:: Goal of the exercise ::
Reproduce each line that includes the word "screenshot".

[begin Material provided]

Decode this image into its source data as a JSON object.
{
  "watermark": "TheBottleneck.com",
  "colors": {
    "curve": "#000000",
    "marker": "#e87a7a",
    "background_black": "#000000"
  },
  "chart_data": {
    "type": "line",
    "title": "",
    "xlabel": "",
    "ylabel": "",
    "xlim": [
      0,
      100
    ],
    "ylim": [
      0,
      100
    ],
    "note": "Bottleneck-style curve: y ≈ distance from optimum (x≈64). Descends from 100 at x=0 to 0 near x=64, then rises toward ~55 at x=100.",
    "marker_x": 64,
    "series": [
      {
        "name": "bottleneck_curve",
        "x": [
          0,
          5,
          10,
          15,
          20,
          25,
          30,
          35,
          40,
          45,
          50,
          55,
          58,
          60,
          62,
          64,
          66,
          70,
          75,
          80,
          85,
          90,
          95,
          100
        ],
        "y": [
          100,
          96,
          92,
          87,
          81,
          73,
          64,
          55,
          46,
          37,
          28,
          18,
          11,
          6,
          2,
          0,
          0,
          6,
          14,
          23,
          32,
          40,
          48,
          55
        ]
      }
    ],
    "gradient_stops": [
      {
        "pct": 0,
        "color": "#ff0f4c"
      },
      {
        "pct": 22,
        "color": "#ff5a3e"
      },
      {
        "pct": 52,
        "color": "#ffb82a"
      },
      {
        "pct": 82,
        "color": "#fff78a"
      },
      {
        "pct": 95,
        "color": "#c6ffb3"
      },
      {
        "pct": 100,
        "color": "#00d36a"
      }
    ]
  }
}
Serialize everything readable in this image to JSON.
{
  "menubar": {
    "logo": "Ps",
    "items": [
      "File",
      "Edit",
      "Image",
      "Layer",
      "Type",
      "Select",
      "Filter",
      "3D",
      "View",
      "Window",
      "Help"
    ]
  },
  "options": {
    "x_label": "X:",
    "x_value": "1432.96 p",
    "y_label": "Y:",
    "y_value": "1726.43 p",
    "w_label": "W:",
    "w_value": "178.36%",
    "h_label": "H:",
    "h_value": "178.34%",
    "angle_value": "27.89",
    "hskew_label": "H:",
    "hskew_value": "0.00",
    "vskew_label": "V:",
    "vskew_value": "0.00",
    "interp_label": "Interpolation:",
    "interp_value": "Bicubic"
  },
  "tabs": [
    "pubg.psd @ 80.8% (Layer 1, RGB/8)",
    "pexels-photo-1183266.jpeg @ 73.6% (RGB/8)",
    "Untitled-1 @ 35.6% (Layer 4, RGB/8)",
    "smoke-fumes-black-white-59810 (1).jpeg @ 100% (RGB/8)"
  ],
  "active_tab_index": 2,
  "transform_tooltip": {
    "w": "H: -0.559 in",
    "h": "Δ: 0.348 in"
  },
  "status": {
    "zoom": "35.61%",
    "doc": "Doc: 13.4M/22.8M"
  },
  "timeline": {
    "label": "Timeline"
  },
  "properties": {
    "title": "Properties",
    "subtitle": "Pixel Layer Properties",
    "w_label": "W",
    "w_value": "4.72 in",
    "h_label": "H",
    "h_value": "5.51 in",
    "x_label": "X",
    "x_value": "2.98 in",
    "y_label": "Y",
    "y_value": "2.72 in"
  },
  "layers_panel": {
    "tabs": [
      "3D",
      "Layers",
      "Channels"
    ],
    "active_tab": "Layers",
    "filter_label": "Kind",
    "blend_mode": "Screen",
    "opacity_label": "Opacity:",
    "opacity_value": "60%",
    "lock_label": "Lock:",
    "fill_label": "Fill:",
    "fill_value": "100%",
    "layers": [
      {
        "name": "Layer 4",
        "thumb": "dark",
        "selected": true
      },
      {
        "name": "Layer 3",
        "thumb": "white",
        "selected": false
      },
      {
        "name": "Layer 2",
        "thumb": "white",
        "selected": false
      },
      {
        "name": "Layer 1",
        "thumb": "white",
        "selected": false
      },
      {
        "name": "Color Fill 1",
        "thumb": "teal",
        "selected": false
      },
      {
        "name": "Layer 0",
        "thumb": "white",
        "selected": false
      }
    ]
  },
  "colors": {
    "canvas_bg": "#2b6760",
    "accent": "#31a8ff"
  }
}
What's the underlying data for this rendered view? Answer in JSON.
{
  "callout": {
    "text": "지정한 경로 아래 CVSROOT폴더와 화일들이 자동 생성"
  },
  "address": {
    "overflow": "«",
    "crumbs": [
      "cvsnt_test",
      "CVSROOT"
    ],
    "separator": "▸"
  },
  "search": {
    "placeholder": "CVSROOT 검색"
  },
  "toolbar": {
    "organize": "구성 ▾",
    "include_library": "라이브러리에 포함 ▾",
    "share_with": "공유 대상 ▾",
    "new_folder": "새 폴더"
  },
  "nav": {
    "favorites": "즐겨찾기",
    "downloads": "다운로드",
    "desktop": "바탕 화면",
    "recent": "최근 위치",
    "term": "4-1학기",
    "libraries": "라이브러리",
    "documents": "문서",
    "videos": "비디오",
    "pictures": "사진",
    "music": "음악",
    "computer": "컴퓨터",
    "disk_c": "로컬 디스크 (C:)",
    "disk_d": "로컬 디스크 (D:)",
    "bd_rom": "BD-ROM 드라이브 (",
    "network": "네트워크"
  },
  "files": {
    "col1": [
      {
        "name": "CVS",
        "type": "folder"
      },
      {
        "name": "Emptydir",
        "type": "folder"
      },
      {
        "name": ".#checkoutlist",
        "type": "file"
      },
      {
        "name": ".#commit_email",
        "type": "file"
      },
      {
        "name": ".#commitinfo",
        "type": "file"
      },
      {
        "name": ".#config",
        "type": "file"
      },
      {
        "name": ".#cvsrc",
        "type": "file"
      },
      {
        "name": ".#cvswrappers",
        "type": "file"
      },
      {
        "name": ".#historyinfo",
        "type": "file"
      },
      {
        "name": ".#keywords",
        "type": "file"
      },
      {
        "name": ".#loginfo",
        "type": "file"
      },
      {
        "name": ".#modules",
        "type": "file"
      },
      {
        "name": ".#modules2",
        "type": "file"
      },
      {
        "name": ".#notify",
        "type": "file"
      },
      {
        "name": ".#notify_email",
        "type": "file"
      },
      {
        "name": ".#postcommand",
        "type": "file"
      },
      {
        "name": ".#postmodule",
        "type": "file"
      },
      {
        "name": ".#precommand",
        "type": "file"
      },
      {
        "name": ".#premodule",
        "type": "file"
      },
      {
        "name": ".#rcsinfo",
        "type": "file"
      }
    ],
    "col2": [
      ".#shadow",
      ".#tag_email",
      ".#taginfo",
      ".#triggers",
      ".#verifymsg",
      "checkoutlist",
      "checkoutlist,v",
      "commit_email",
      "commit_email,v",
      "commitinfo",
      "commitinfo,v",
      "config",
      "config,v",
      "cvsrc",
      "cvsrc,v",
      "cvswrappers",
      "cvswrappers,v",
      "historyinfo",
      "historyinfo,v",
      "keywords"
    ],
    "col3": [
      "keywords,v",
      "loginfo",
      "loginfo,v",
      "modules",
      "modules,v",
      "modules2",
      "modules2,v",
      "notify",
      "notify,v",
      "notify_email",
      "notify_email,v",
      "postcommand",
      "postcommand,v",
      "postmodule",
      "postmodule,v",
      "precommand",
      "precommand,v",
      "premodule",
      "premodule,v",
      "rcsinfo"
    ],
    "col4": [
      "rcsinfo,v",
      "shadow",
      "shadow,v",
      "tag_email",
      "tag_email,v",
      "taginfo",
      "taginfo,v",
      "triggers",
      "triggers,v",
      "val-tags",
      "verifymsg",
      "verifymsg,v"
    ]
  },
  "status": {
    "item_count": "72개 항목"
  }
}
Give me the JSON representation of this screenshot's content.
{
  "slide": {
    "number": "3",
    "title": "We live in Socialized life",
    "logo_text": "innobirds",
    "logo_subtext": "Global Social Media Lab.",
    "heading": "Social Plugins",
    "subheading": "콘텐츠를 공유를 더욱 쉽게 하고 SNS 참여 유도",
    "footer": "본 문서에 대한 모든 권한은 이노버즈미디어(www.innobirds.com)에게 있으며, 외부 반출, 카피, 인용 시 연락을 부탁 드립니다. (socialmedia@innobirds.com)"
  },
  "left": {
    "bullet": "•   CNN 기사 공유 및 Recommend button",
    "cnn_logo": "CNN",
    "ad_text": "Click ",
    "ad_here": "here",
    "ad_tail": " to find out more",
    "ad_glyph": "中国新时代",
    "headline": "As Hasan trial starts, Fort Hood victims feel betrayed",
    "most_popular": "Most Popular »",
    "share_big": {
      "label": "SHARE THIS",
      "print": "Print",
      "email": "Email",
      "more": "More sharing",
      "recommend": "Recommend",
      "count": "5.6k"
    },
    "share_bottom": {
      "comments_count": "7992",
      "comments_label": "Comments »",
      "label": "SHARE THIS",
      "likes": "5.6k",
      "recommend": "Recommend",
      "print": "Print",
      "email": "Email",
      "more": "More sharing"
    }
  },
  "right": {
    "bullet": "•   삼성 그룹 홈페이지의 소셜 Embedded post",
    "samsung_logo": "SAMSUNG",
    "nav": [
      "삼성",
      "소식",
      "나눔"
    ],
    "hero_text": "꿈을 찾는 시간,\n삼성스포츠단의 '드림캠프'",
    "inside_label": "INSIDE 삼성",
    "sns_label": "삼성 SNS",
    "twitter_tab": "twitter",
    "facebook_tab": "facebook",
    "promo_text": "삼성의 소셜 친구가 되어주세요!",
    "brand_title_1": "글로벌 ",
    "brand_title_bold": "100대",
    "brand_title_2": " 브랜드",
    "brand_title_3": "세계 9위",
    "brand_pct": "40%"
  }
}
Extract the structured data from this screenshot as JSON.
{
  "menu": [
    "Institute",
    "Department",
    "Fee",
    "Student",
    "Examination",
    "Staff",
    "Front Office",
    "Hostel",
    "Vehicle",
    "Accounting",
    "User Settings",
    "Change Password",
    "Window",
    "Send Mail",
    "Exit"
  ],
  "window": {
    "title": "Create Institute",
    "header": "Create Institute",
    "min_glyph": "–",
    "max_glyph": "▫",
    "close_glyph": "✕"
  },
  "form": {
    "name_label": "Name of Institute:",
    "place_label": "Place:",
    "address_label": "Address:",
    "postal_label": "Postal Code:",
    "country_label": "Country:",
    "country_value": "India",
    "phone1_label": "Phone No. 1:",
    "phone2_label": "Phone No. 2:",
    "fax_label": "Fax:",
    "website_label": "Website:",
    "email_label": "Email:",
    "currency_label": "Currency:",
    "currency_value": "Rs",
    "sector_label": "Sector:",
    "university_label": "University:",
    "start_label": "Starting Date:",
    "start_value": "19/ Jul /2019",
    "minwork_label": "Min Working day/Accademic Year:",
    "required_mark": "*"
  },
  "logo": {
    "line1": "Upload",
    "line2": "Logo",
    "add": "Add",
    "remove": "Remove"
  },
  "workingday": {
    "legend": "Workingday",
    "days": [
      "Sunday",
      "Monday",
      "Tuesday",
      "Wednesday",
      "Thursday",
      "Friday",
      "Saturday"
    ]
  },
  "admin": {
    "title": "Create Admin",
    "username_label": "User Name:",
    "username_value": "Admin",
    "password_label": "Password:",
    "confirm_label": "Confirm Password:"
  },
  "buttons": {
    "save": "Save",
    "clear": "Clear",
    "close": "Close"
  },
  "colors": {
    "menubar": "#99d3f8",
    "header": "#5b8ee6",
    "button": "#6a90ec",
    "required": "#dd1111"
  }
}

[end Material provided]

:: Completed exercise ::
Give me the JSON representation of this screenshot's content.
Extract the structured data from this screenshot as JSON.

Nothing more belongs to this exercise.